- _Data shown_
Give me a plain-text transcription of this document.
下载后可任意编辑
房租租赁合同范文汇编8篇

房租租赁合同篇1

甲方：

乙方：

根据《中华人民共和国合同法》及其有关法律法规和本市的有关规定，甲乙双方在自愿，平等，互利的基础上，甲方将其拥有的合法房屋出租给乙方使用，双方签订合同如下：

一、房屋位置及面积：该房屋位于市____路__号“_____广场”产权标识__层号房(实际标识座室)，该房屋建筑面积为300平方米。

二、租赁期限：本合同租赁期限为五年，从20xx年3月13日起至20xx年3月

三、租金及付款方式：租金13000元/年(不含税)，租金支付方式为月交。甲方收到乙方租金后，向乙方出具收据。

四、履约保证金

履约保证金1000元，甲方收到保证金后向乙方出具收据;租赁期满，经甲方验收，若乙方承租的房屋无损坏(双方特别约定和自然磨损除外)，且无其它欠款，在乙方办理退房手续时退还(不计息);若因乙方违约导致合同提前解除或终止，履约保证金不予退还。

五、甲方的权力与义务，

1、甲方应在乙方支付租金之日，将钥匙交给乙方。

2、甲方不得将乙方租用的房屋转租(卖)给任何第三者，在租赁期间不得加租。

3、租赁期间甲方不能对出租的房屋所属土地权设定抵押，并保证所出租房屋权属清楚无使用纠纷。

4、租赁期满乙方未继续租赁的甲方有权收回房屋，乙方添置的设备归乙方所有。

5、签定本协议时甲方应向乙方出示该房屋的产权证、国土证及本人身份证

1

- _Problem statement_
Output the listing above word for word.

- _Exercise result_
Give me a plain-text transcription of this document.
下载后可任意编辑
房租租赁合同范文汇编8篇

房租租赁合同篇1

甲方：

乙方：

根据《中华人民共和国合同法》及其有关法律法规和本市的有关规定，甲乙双方在自愿，平等，互利的基础上，甲方将其拥有的合法房屋出租给乙方使用，双方签订合同如下：

一、房屋位置及面积：该房屋位于市____路__号“_____广场”产权标识__层号房(实际标识座室)，该房屋建筑面积为300平方米。

二、租赁期限：本合同租赁期限为五年，从20xx年3月13日起至20xx年3月

三、租金及付款方式：租金13000元/年(不含税)，租金支付方式为月交。甲方收到乙方租金后，向乙方出具收据。

四、履约保证金

履约保证金1000元，甲方收到保证金后向乙方出具收据;租赁期满，经甲方验收，若乙方承租的房屋无损坏(双方特别约定和自然磨损除外)，且无其它欠款，在乙方办理退房手续时退还(不计息);若因乙方违约导致合同提前解除或终止，履约保证金不予退还。

五、甲方的权力与义务，

1、甲方应在乙方支付租金之日，将钥匙交给乙方。

2、甲方不得将乙方租用的房屋转租(卖)给任何第三者，在租赁期间不得加租。

3、租赁期间甲方不能对出租的房屋所属土地权设定抵押，并保证所出租房屋权属清楚无使用纠纷。

4、租赁期满乙方未继续租赁的甲方有权收回房屋，乙方添置的设备归乙方所有。

5、签定本协议时甲方应向乙方出示该房屋的产权证、国土证及本人身份证

1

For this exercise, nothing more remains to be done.